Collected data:
◇ ◇ ◇ ◇ ◇ ◇ ◇

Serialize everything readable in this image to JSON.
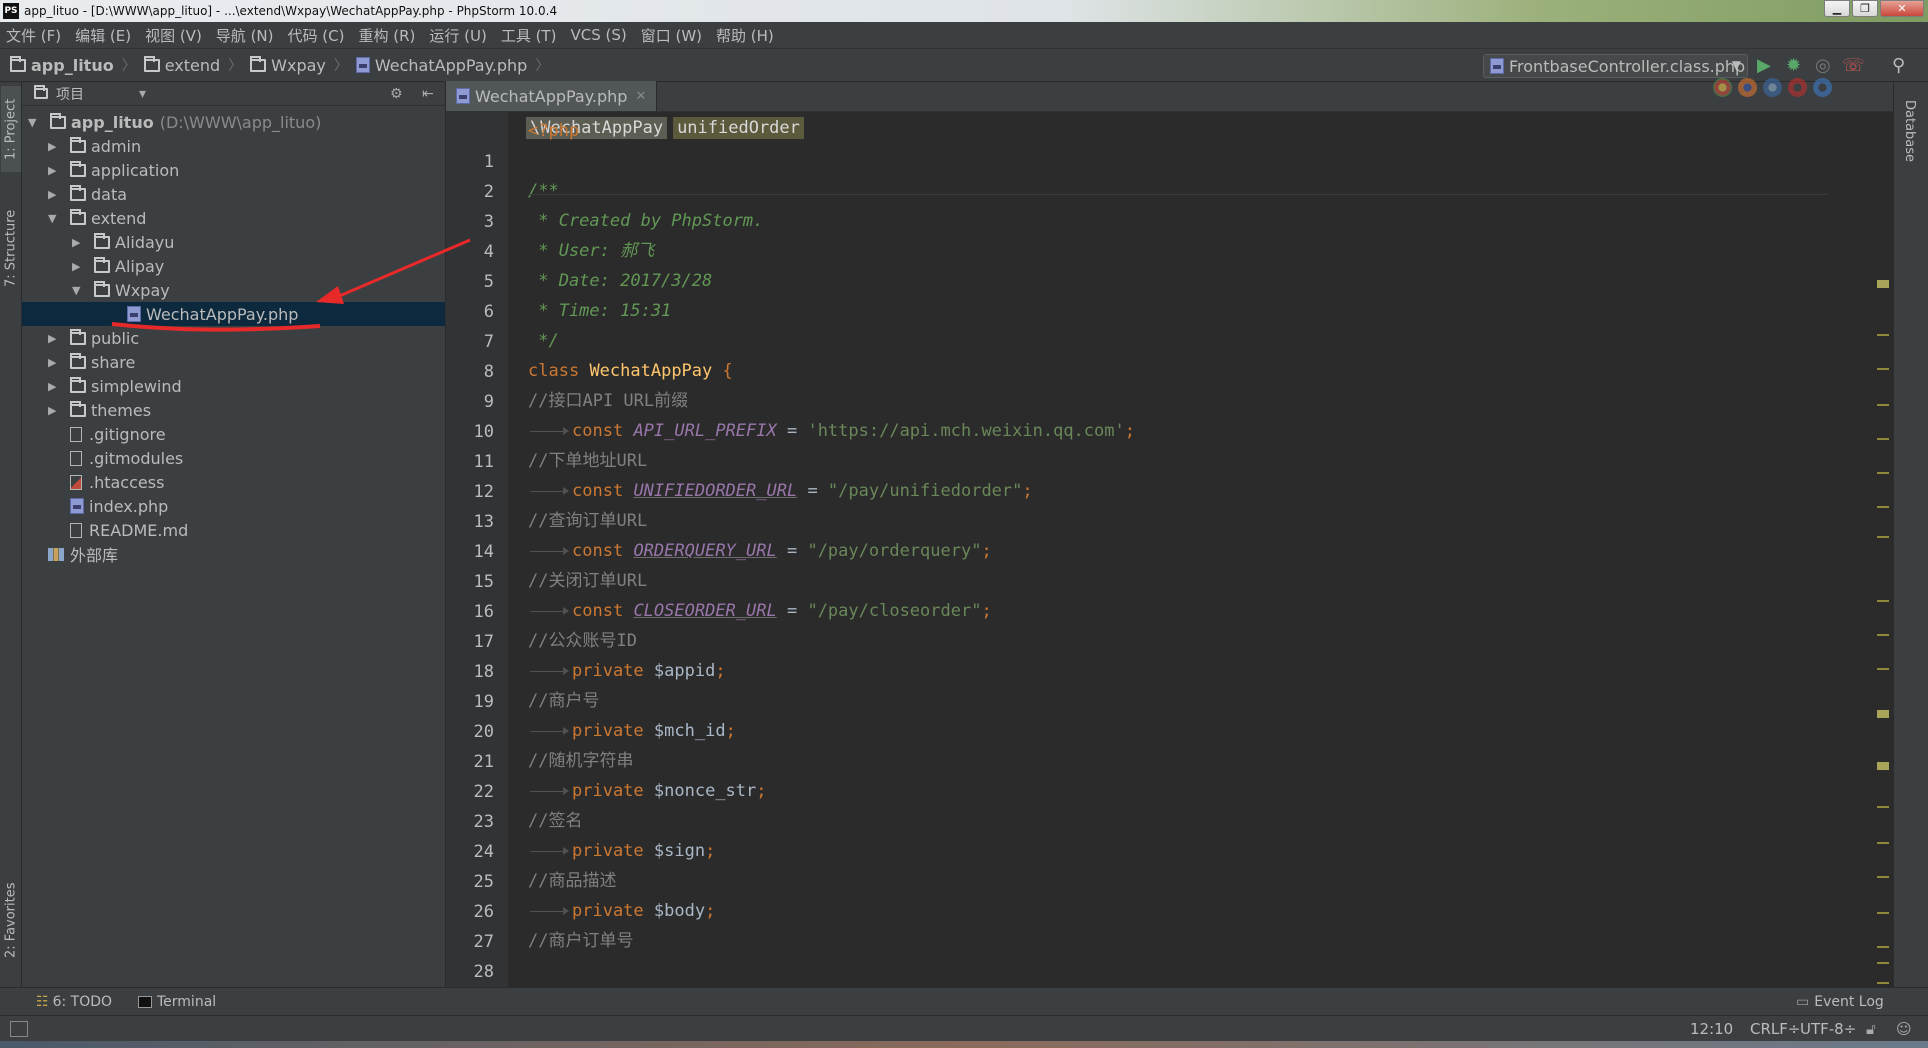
{
  "window": {
    "title": "app_lituo - [D:\\WWW\\app_lituo] - ...\\extend\\Wxpay\\WechatAppPay.php - PhpStorm 10.0.4",
    "logo": "PS"
  },
  "menu": [
    "文件 (F)",
    "编辑 (E)",
    "视图 (V)",
    "导航 (N)",
    "代码 (C)",
    "重构 (R)",
    "运行 (U)",
    "工具 (T)",
    "VCS (S)",
    "窗口 (W)",
    "帮助 (H)"
  ],
  "breadcrumbs": [
    "app_lituo",
    "extend",
    "Wxpay",
    "WechatAppPay.php"
  ],
  "run_config": "FrontbaseController.class.php",
  "left_tabs": {
    "project": "1: Project",
    "structure": "7: Structure",
    "favorites": "2: Favorites"
  },
  "right_tabs": {
    "database": "Database"
  },
  "project_panel": {
    "header": "项目",
    "root_name": "app_lituo",
    "root_path": "(D:\\WWW\\app_lituo)",
    "nodes": [
      "admin",
      "application",
      "data",
      "extend",
      "Alidayu",
      "Alipay",
      "Wxpay",
      "WechatAppPay.php",
      "public",
      "share",
      "simplewind",
      "themes",
      ".gitignore",
      ".gitmodules",
      ".htaccess",
      "index.php",
      "README.md",
      "外部库"
    ]
  },
  "editor": {
    "tab": "WechatAppPay.php",
    "crumb_class": "\\WechatAppPay",
    "crumb_method": "unifiedOrder",
    "line_numbers": [
      "1",
      "2",
      "3",
      "4",
      "5",
      "6",
      "7",
      "8",
      "9",
      "10",
      "11",
      "12",
      "13",
      "14",
      "15",
      "16",
      "17",
      "18",
      "19",
      "20",
      "21",
      "22",
      "23",
      "24",
      "25",
      "26",
      "27",
      "28"
    ],
    "code": {
      "php_open": "<?php",
      "doc_open": "/**",
      "doc_created": " * Created by PhpStorm.",
      "doc_user": " * User: 郝飞",
      "doc_date": " * Date: 2017/3/28",
      "doc_time": " * Time: 15:31",
      "doc_close": " */",
      "kw_class": "class",
      "class_name": "WechatAppPay",
      "brace": " {",
      "kw_const": "const",
      "kw_private": "private",
      "c10": "//接口API URL前缀",
      "const11": "API_URL_PREFIX",
      "val11": "'https://api.mch.weixin.qq.com'",
      "c12": "//下单地址URL",
      "const13": "UNIFIEDORDER_URL",
      "val13": "\"/pay/unifiedorder\"",
      "c14": "//查询订单URL",
      "const15": "ORDERQUERY_URL",
      "val15": "\"/pay/orderquery\"",
      "c16": "//关闭订单URL",
      "const17": "CLOSEORDER_URL",
      "val17": "\"/pay/closeorder\"",
      "c18": "//公众账号ID",
      "var19": "$appid",
      "c20": "//商户号",
      "var21": "$mch_id",
      "c22": "//随机字符串",
      "var23": "$nonce_str",
      "c24": "//签名",
      "var25": "$sign",
      "c26": "//商品描述",
      "var27": "$body",
      "c28": "//商户订单号",
      "eq": " = ",
      "semi": ";"
    }
  },
  "bottom_tools": {
    "todo": "6: TODO",
    "terminal": "Terminal",
    "event_log": "Event Log"
  },
  "status": {
    "position": "12:10",
    "line_sep": "CRLF÷",
    "encoding": "UTF-8÷"
  },
  "colors": {
    "selection": "#0d293e",
    "keyword": "#cc7832",
    "string": "#6a8759",
    "constant": "#9876aa",
    "class": "#ffc66d",
    "annotation": "#e8292a"
  }
}
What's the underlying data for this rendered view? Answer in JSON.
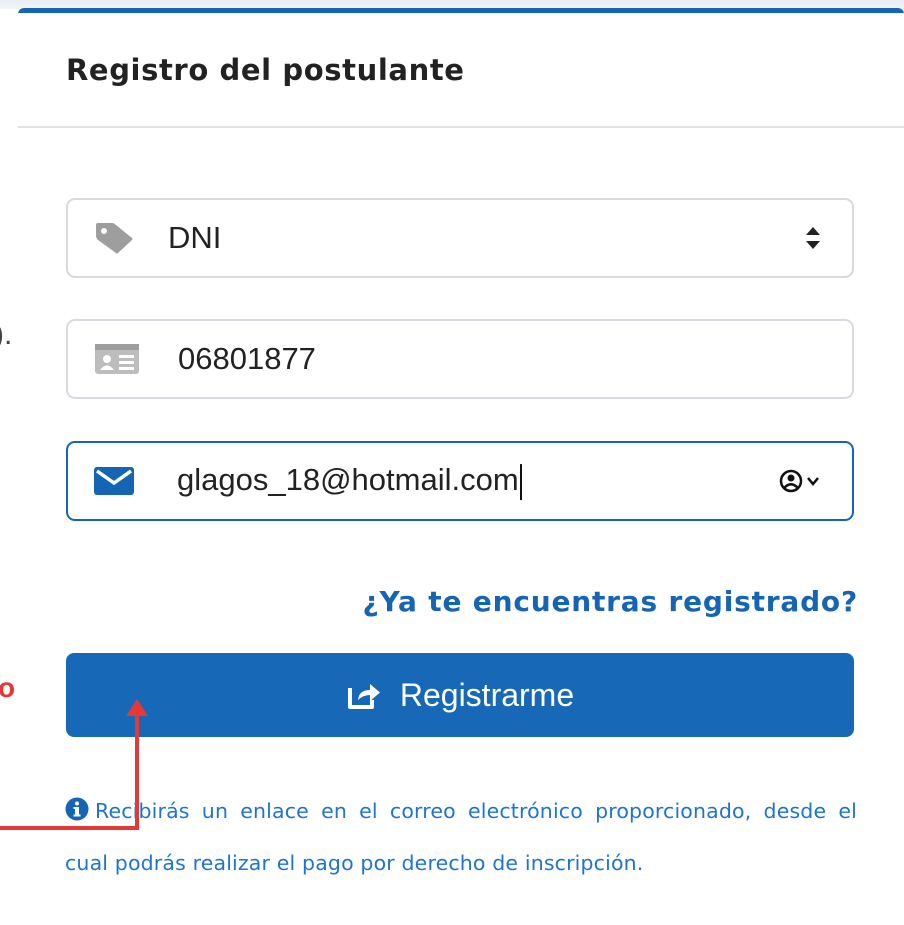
{
  "modal": {
    "title": "Registro del postulante"
  },
  "form": {
    "document_type": {
      "selected": "DNI",
      "icon": "tag-icon"
    },
    "document_number": {
      "value": "06801877",
      "icon": "id-card-icon"
    },
    "email": {
      "value": "glagos_18@hotmail.com",
      "icon": "envelope-icon",
      "autofill_icon": "user-circle-icon"
    },
    "already_registered_link": "¿Ya te encuentras registrado?",
    "submit_label": "Registrarme",
    "submit_icon": "share-square-icon",
    "info_message": "Recibirás un enlace en el correo electrónico proporcionado, desde el cual podrás realizar el pago por derecho de inscripción.",
    "info_icon": "info-circle-icon"
  },
  "annotation": {
    "left_fragment_top": ").",
    "left_fragment_bottom": "o",
    "arrow_color": "#e53935"
  },
  "colors": {
    "accent": "#1565b4",
    "info_text": "#1e74d2",
    "annotation": "#e53935"
  }
}
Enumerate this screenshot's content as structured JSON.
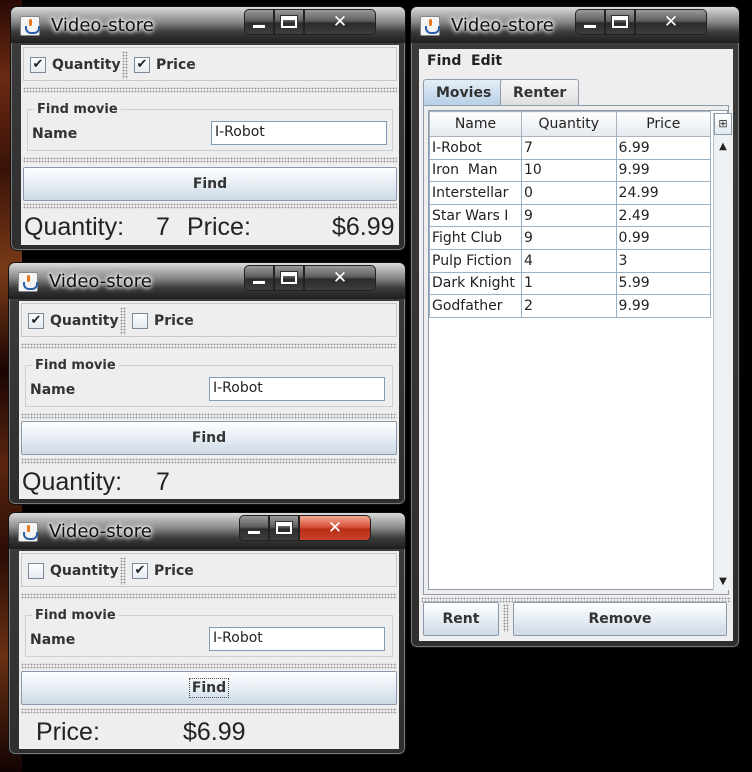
{
  "window_title": "Video-store",
  "windows": [
    {
      "quantity_checkbox": {
        "label": "Quantity",
        "checked": true,
        "mark": "✔"
      },
      "price_checkbox": {
        "label": "Price",
        "checked": true,
        "mark": "✔"
      },
      "find_group_title": "Find movie",
      "name_label": "Name",
      "name_value": "I-Robot",
      "find_button": "Find",
      "status": {
        "quantity_label": "Quantity:",
        "quantity_value": "7",
        "price_label": "Price:",
        "price_value": "$6.99"
      }
    },
    {
      "quantity_checkbox": {
        "label": "Quantity",
        "checked": true,
        "mark": "✔"
      },
      "price_checkbox": {
        "label": "Price",
        "checked": false,
        "mark": ""
      },
      "find_group_title": "Find movie",
      "name_label": "Name",
      "name_value": "I-Robot",
      "find_button": "Find",
      "status": {
        "quantity_label": "Quantity:",
        "quantity_value": "7"
      }
    },
    {
      "quantity_checkbox": {
        "label": "Quantity",
        "checked": false,
        "mark": ""
      },
      "price_checkbox": {
        "label": "Price",
        "checked": true,
        "mark": "✔"
      },
      "find_group_title": "Find movie",
      "name_label": "Name",
      "name_value": "I-Robot",
      "find_button": "Find",
      "status": {
        "price_label": "Price:",
        "price_value": "$6.99"
      }
    }
  ],
  "inventory_window": {
    "menu": [
      "Find",
      "Edit"
    ],
    "tabs": [
      "Movies",
      "Renter"
    ],
    "active_tab": "Movies",
    "columns": [
      "Name",
      "Quantity",
      "Price"
    ],
    "rows": [
      [
        "I-Robot",
        "7",
        "6.99"
      ],
      [
        "Iron  Man",
        "10",
        "9.99"
      ],
      [
        "Interstellar",
        "0",
        "24.99"
      ],
      [
        "Star Wars I",
        "9",
        "2.49"
      ],
      [
        "Fight Club",
        "9",
        "0.99"
      ],
      [
        "Pulp Fiction",
        "4",
        "3"
      ],
      [
        "Dark Knight",
        "1",
        "5.99"
      ],
      [
        "Godfather",
        "2",
        "9.99"
      ]
    ],
    "rent_button": "Rent",
    "remove_button": "Remove"
  },
  "icons": {
    "app": "java-coffee-icon",
    "minimize": "minimize-icon",
    "maximize": "maximize-icon",
    "close": "close-icon",
    "scroll_up": "▲",
    "scroll_down": "▼",
    "column_control": "⊞"
  },
  "colors": {
    "close_hover": "#c9442a",
    "button_top": "#ffffff",
    "button_bottom": "#cdd9e6",
    "table_grid": "#9ab2c8"
  }
}
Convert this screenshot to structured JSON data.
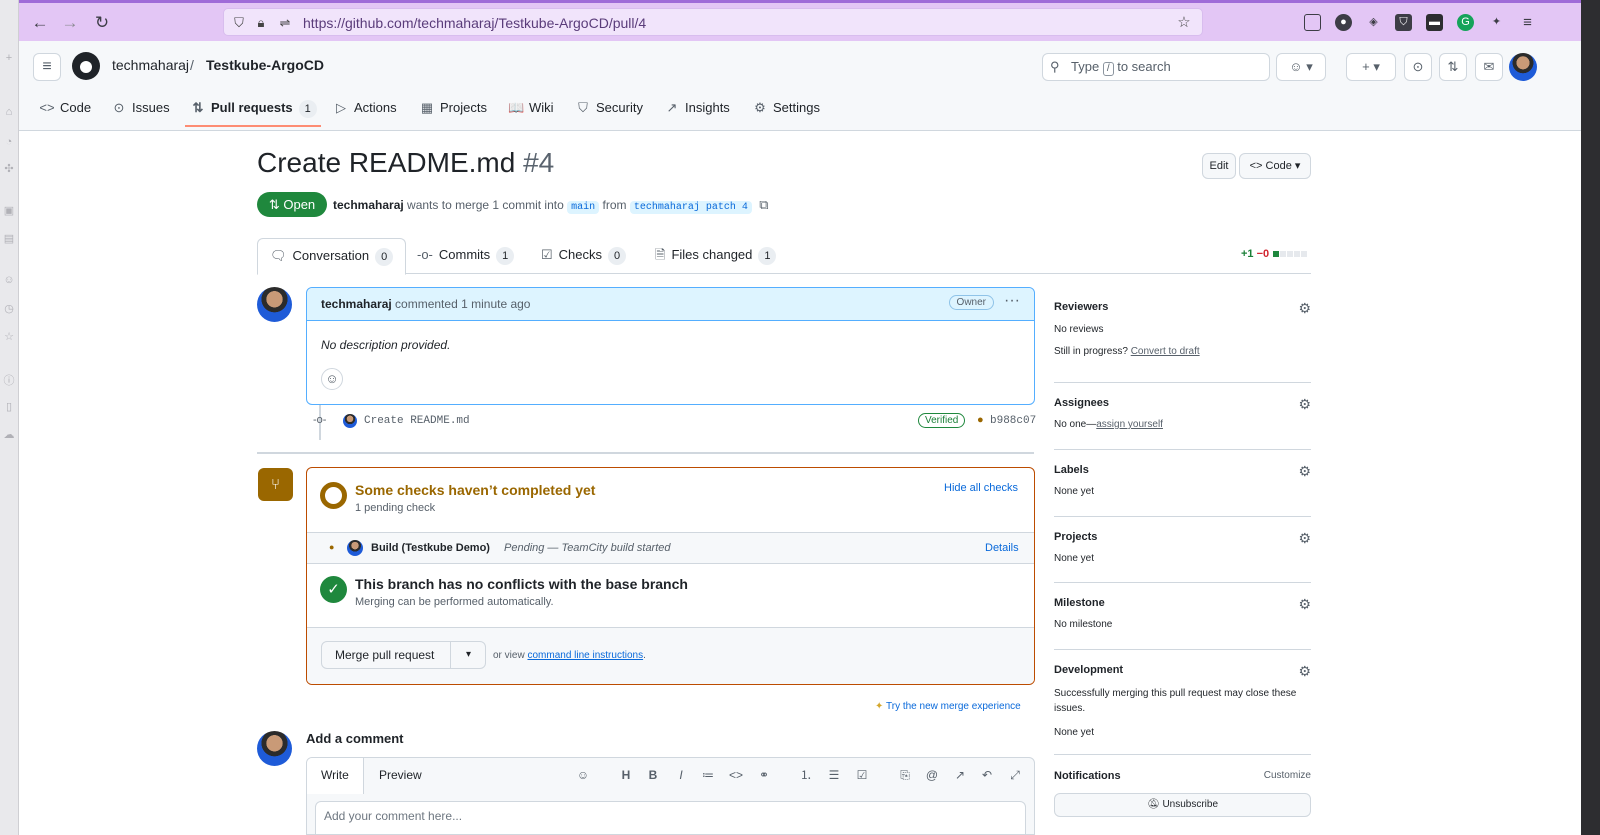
{
  "browser": {
    "url": "https://github.com/techmaharaj/Testkube-ArgoCD/pull/4"
  },
  "header": {
    "owner": "techmaharaj",
    "separator": "/",
    "repo": "Testkube-ArgoCD",
    "search_prefix": "Type",
    "search_key": "/",
    "search_suffix": "to search",
    "plus_label": "+ ▾"
  },
  "nav": {
    "items": [
      {
        "label": "Code",
        "icon": "code-icon",
        "glyph": "<>"
      },
      {
        "label": "Issues",
        "icon": "issue-icon",
        "glyph": "⊙"
      },
      {
        "label": "Pull requests",
        "icon": "pull-request-icon",
        "glyph": "⇅",
        "count": "1"
      },
      {
        "label": "Actions",
        "icon": "play-icon",
        "glyph": "▷"
      },
      {
        "label": "Projects",
        "icon": "table-icon",
        "glyph": "▦"
      },
      {
        "label": "Wiki",
        "icon": "book-icon",
        "glyph": "📖"
      },
      {
        "label": "Security",
        "icon": "shield-icon",
        "glyph": "⛉"
      },
      {
        "label": "Insights",
        "icon": "graph-icon",
        "glyph": "↗"
      },
      {
        "label": "Settings",
        "icon": "gear-icon",
        "glyph": "⚙"
      }
    ]
  },
  "pr": {
    "title": "Create README.md",
    "number": "#4",
    "edit_label": "Edit",
    "code_label": "Code",
    "status": "Open",
    "author": "techmaharaj",
    "merge_text": "wants to merge 1 commit into",
    "base_branch": "main",
    "from_text": "from",
    "head_branch": "techmaharaj patch 4",
    "diff_add": "+1",
    "diff_del": "−0"
  },
  "tabs": [
    {
      "label": "Conversation",
      "count": "0",
      "icon": "comment-icon",
      "glyph": "🗨"
    },
    {
      "label": "Commits",
      "count": "1",
      "icon": "commit-icon",
      "glyph": "-o-"
    },
    {
      "label": "Checks",
      "count": "0",
      "icon": "checklist-icon",
      "glyph": "☑"
    },
    {
      "label": "Files changed",
      "count": "1",
      "icon": "file-diff-icon",
      "glyph": "🗎"
    }
  ],
  "comment": {
    "author": "techmaharaj",
    "action": "commented",
    "time": "1 minute ago",
    "badge": "Owner",
    "body": "No description provided."
  },
  "commit": {
    "message": "Create README.md",
    "verified": "Verified",
    "sha": "b988c07"
  },
  "checks": {
    "title": "Some checks haven’t completed yet",
    "subtitle": "1 pending check",
    "hide_label": "Hide all checks",
    "check_name": "Build (Testkube Demo)",
    "check_status": "Pending — TeamCity build started",
    "details_label": "Details",
    "conflict_title": "This branch has no conflicts with the base branch",
    "conflict_sub": "Merging can be performed automatically.",
    "merge_button": "Merge pull request",
    "or_view": "or view",
    "cli_link": "command line instructions",
    "period": ".",
    "try_new": "Try the new merge experience"
  },
  "add_comment": {
    "title": "Add a comment",
    "write": "Write",
    "preview": "Preview",
    "placeholder": "Add your comment here..."
  },
  "sidebar": {
    "reviewers_title": "Reviewers",
    "reviewers_value": "No reviews",
    "in_progress": "Still in progress?",
    "convert": "Convert to draft",
    "assignees_title": "Assignees",
    "assignees_value": "No one—",
    "assign_yourself": "assign yourself",
    "labels_title": "Labels",
    "labels_value": "None yet",
    "projects_title": "Projects",
    "projects_value": "None yet",
    "milestone_title": "Milestone",
    "milestone_value": "No milestone",
    "development_title": "Development",
    "development_text": "Successfully merging this pull request may close these issues.",
    "development_value": "None yet",
    "notifications_title": "Notifications",
    "customize": "Customize",
    "unsubscribe": "Unsubscribe"
  },
  "colors": {
    "open_green": "#1f883d",
    "pending_brown": "#9a6700",
    "link_blue": "#0969da",
    "browser_purple": "#e3c6f5"
  }
}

◇ ◇ ◇ ◇ ◇ ◇ ◇

§ What you should do: Pick each line holding the word "None" out of the listing.

§ Complete output:
    "labels_value": "None yet",
    "projects_value": "None yet",
    "development_value": "None yet",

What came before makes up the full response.